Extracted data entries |
>>>
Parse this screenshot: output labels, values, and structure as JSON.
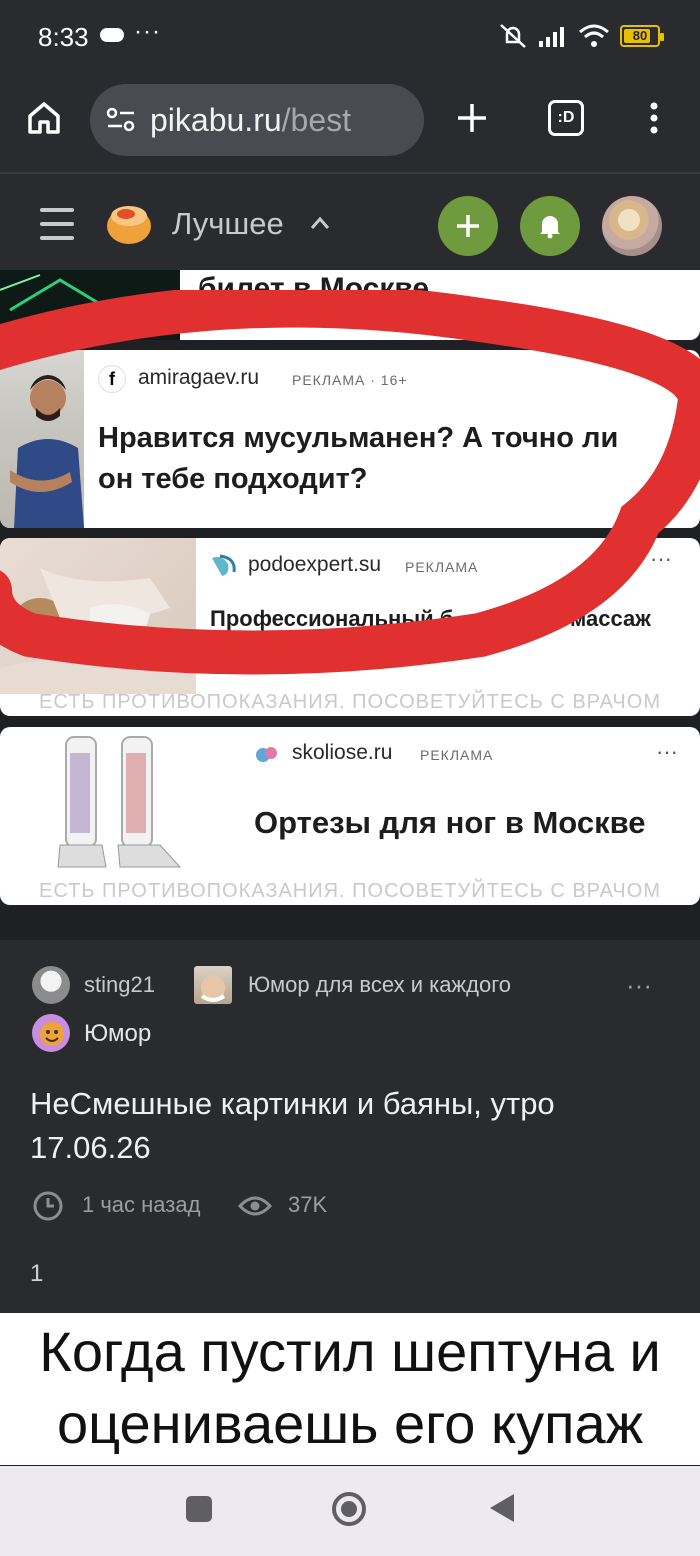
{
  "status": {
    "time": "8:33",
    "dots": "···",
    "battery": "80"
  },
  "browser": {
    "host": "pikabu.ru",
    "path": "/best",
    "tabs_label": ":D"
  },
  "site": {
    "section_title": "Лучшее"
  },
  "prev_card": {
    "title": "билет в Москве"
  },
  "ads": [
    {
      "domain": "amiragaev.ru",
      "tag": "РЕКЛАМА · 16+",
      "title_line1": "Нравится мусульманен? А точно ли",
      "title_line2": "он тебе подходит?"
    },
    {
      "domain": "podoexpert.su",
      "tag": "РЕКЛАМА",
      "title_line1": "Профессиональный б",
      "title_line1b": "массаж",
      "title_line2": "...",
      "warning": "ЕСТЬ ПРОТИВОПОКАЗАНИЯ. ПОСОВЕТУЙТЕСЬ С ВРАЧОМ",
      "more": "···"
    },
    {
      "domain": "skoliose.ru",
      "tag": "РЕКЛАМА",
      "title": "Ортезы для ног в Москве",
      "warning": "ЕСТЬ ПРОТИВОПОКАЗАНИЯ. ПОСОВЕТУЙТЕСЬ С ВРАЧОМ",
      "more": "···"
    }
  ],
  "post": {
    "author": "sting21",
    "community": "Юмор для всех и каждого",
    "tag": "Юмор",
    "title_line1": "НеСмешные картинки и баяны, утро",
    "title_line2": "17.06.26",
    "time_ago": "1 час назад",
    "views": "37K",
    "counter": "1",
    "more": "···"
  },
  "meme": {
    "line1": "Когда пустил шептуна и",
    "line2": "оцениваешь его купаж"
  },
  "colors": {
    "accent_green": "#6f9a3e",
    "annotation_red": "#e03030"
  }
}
<<<
What to work on | Give every record again exactly, apart from the pictures, which stay out.

Reply to the task |
Parse this screenshot: output labels, values, and structure as JSON.
{
  "status": {
    "time": "8:33",
    "dots": "···",
    "battery": "80"
  },
  "browser": {
    "host": "pikabu.ru",
    "path": "/best",
    "tabs_label": ":D"
  },
  "site": {
    "section_title": "Лучшее"
  },
  "prev_card": {
    "title": "билет в Москве"
  },
  "ads": [
    {
      "domain": "amiragaev.ru",
      "tag": "РЕКЛАМА · 16+",
      "title_line1": "Нравится мусульманен? А точно ли",
      "title_line2": "он тебе подходит?"
    },
    {
      "domain": "podoexpert.su",
      "tag": "РЕКЛАМА",
      "title_line1": "Профессиональный б",
      "title_line1b": "массаж",
      "title_line2": "...",
      "warning": "ЕСТЬ ПРОТИВОПОКАЗАНИЯ. ПОСОВЕТУЙТЕСЬ С ВРАЧОМ",
      "more": "···"
    },
    {
      "domain": "skoliose.ru",
      "tag": "РЕКЛАМА",
      "title": "Ортезы для ног в Москве",
      "warning": "ЕСТЬ ПРОТИВОПОКАЗАНИЯ. ПОСОВЕТУЙТЕСЬ С ВРАЧОМ",
      "more": "···"
    }
  ],
  "post": {
    "author": "sting21",
    "community": "Юмор для всех и каждого",
    "tag": "Юмор",
    "title_line1": "НеСмешные картинки и баяны, утро",
    "title_line2": "17.06.26",
    "time_ago": "1 час назад",
    "views": "37K",
    "counter": "1",
    "more": "···"
  },
  "meme": {
    "line1": "Когда пустил шептуна и",
    "line2": "оцениваешь его купаж"
  },
  "colors": {
    "accent_green": "#6f9a3e",
    "annotation_red": "#e03030"
  }
}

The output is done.